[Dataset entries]
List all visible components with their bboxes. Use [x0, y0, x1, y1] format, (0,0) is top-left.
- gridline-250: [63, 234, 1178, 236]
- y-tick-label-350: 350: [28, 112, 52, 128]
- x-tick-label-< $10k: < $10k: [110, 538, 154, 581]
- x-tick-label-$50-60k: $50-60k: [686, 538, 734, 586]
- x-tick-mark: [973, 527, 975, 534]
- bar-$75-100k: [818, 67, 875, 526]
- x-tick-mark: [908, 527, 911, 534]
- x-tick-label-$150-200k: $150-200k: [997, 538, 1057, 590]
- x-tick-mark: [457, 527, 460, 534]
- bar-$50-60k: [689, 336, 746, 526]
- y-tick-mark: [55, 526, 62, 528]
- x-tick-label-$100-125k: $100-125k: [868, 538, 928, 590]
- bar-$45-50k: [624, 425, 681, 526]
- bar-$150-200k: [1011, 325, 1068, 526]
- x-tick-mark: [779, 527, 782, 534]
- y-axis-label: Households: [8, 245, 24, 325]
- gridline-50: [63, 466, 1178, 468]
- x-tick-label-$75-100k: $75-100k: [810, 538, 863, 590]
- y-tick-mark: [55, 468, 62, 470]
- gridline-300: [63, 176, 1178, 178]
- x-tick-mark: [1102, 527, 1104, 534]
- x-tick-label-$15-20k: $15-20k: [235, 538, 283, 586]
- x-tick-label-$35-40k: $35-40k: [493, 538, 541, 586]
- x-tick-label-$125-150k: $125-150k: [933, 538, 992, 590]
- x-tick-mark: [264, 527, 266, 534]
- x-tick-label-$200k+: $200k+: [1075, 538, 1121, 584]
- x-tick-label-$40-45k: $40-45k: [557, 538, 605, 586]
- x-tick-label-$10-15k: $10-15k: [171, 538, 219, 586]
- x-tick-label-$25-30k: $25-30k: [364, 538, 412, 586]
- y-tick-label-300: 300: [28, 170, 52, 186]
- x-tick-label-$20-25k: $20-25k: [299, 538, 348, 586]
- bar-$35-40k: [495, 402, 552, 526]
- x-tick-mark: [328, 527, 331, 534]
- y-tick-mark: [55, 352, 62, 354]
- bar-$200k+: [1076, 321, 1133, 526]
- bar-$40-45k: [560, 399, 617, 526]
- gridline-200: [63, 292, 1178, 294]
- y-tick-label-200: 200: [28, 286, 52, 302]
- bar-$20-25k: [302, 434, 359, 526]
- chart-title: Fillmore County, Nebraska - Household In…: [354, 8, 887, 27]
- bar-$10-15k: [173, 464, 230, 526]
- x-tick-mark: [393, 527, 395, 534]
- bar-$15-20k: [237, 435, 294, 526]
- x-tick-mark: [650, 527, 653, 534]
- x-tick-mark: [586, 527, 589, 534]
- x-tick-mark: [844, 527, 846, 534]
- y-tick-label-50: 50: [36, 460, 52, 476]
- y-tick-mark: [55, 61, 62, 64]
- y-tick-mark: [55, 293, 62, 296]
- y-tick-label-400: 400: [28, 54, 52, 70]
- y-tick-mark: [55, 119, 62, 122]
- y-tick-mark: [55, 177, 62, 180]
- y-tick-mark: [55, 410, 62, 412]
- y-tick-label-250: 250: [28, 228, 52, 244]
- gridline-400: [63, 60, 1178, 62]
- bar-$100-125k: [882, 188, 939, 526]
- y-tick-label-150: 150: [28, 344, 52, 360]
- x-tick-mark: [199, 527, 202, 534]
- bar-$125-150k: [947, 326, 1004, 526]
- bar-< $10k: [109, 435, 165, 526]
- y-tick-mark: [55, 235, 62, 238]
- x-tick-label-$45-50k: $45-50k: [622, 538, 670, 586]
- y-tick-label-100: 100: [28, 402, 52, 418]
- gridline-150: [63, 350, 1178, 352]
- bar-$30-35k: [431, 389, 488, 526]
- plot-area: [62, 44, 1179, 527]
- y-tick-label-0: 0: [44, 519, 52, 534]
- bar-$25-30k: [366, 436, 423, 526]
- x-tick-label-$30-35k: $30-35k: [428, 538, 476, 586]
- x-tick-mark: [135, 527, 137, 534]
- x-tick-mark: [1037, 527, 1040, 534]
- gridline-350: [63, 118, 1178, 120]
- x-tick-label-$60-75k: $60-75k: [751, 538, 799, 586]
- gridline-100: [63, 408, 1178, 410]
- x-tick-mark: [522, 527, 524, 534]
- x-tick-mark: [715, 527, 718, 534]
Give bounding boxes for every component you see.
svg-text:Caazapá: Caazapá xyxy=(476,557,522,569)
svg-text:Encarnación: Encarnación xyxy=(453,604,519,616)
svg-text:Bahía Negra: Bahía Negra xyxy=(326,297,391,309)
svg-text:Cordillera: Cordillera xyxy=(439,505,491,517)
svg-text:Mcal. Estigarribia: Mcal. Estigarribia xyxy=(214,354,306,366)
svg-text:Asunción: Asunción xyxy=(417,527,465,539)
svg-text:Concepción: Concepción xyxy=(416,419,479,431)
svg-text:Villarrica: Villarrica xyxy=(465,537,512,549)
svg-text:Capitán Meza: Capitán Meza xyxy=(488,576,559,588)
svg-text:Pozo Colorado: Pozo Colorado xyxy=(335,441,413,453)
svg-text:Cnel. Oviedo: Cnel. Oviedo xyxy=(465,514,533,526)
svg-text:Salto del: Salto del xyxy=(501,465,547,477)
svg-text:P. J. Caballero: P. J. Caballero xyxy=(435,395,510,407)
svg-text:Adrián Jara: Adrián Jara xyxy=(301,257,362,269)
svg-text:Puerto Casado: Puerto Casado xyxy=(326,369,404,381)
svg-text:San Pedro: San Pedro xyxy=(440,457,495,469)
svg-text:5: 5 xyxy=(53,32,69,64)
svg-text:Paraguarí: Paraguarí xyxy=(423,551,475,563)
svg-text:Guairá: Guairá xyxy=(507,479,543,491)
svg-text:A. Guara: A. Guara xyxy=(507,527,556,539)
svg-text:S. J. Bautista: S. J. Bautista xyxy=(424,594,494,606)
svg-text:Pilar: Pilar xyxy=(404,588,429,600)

*What the task asks*:
Copy out every line of the dataset entries above word for word.

*Response*:
List all visible components with their bboxes. Use [x0, y0, x1, y1] format, (0,0) is top-left.
- gridline-250: [63, 234, 1178, 236]
- y-tick-label-350: 350: [28, 112, 52, 128]
- x-tick-label-< $10k: < $10k: [110, 538, 154, 581]
- x-tick-label-$50-60k: $50-60k: [686, 538, 734, 586]
- x-tick-mark: [973, 527, 975, 534]
- bar-$75-100k: [818, 67, 875, 526]
- x-tick-mark: [908, 527, 911, 534]
- x-tick-label-$150-200k: $150-200k: [997, 538, 1057, 590]
- x-tick-mark: [457, 527, 460, 534]
- bar-$50-60k: [689, 336, 746, 526]
- y-tick-mark: [55, 526, 62, 528]
- x-tick-label-$100-125k: $100-125k: [868, 538, 928, 590]
- bar-$45-50k: [624, 425, 681, 526]
- bar-$150-200k: [1011, 325, 1068, 526]
- x-tick-mark: [779, 527, 782, 534]
- y-axis-label: Households: [8, 245, 24, 325]
- gridline-50: [63, 466, 1178, 468]
- x-tick-label-$75-100k: $75-100k: [810, 538, 863, 590]
- y-tick-mark: [55, 468, 62, 470]
- gridline-300: [63, 176, 1178, 178]
- x-tick-mark: [1102, 527, 1104, 534]
- x-tick-label-$15-20k: $15-20k: [235, 538, 283, 586]
- x-tick-label-$35-40k: $35-40k: [493, 538, 541, 586]
- x-tick-label-$125-150k: $125-150k: [933, 538, 992, 590]
- x-tick-mark: [264, 527, 266, 534]
- x-tick-label-$200k+: $200k+: [1075, 538, 1121, 584]
- x-tick-label-$40-45k: $40-45k: [557, 538, 605, 586]
- x-tick-label-$10-15k: $10-15k: [171, 538, 219, 586]
- x-tick-label-$25-30k: $25-30k: [364, 538, 412, 586]
- y-tick-label-300: 300: [28, 170, 52, 186]
- x-tick-label-$20-25k: $20-25k: [299, 538, 348, 586]
- bar-$35-40k: [495, 402, 552, 526]
- x-tick-mark: [328, 527, 331, 534]
- y-tick-mark: [55, 352, 62, 354]
- bar-$200k+: [1076, 321, 1133, 526]
- bar-$40-45k: [560, 399, 617, 526]
- gridline-200: [63, 292, 1178, 294]
- y-tick-label-200: 200: [28, 286, 52, 302]
- bar-$20-25k: [302, 434, 359, 526]
- chart-title: Fillmore County, Nebraska - Household In…: [354, 8, 887, 27]
- bar-$10-15k: [173, 464, 230, 526]
- x-tick-mark: [393, 527, 395, 534]
- bar-$15-20k: [237, 435, 294, 526]
- x-tick-mark: [650, 527, 653, 534]
- x-tick-mark: [586, 527, 589, 534]
- x-tick-mark: [844, 527, 846, 534]
- y-tick-label-50: 50: [36, 460, 52, 476]
- y-tick-mark: [55, 61, 62, 64]
- y-tick-mark: [55, 293, 62, 296]
- y-tick-label-400: 400: [28, 54, 52, 70]
- y-tick-mark: [55, 119, 62, 122]
- y-tick-mark: [55, 177, 62, 180]
- y-tick-mark: [55, 410, 62, 412]
- y-tick-label-250: 250: [28, 228, 52, 244]
- gridline-400: [63, 60, 1178, 62]
- bar-$100-125k: [882, 188, 939, 526]
- y-tick-label-150: 150: [28, 344, 52, 360]
- x-tick-mark: [199, 527, 202, 534]
- bar-$125-150k: [947, 326, 1004, 526]
- bar-< $10k: [109, 435, 165, 526]
- y-tick-mark: [55, 235, 62, 238]
- x-tick-label-$45-50k: $45-50k: [622, 538, 670, 586]
- y-tick-label-100: 100: [28, 402, 52, 418]
- gridline-150: [63, 350, 1178, 352]
- bar-$30-35k: [431, 389, 488, 526]
- plot-area: [62, 44, 1179, 527]
- y-tick-label-0: 0: [44, 519, 52, 534]
- bar-$25-30k: [366, 436, 423, 526]
- x-tick-label-$30-35k: $30-35k: [428, 538, 476, 586]
- x-tick-mark: [135, 527, 137, 534]
- x-tick-mark: [1037, 527, 1040, 534]
- gridline-350: [63, 118, 1178, 120]
- x-tick-label-$60-75k: $60-75k: [751, 538, 799, 586]
- gridline-100: [63, 408, 1178, 410]
- x-tick-mark: [522, 527, 524, 534]
- x-tick-mark: [715, 527, 718, 534]
Give bounding boxes for every component you see.
svg-text:Caazapá: Caazapá xyxy=(476,557,522,569)
svg-text:Encarnación: Encarnación xyxy=(453,604,519,616)
svg-text:Bahía Negra: Bahía Negra xyxy=(326,297,391,309)
svg-text:Cordillera: Cordillera xyxy=(439,505,491,517)
svg-text:Mcal. Estigarribia: Mcal. Estigarribia xyxy=(214,354,306,366)
svg-text:Asunción: Asunción xyxy=(417,527,465,539)
svg-text:Concepción: Concepción xyxy=(416,419,479,431)
svg-text:Villarrica: Villarrica xyxy=(465,537,512,549)
svg-text:Capitán Meza: Capitán Meza xyxy=(488,576,559,588)
svg-text:Pozo Colorado: Pozo Colorado xyxy=(335,441,413,453)
svg-text:Cnel. Oviedo: Cnel. Oviedo xyxy=(465,514,533,526)
svg-text:Salto del: Salto del xyxy=(501,465,547,477)
svg-text:P. J. Caballero: P. J. Caballero xyxy=(435,395,510,407)
svg-text:Adrián Jara: Adrián Jara xyxy=(301,257,362,269)
svg-text:Puerto Casado: Puerto Casado xyxy=(326,369,404,381)
svg-text:San Pedro: San Pedro xyxy=(440,457,495,469)
svg-text:5: 5 xyxy=(53,32,69,64)
svg-text:Paraguarí: Paraguarí xyxy=(423,551,475,563)
svg-text:Guairá: Guairá xyxy=(507,479,543,491)
svg-text:A. Guara: A. Guara xyxy=(507,527,556,539)
svg-text:S. J. Bautista: S. J. Bautista xyxy=(424,594,494,606)
svg-text:Pilar: Pilar xyxy=(404,588,429,600)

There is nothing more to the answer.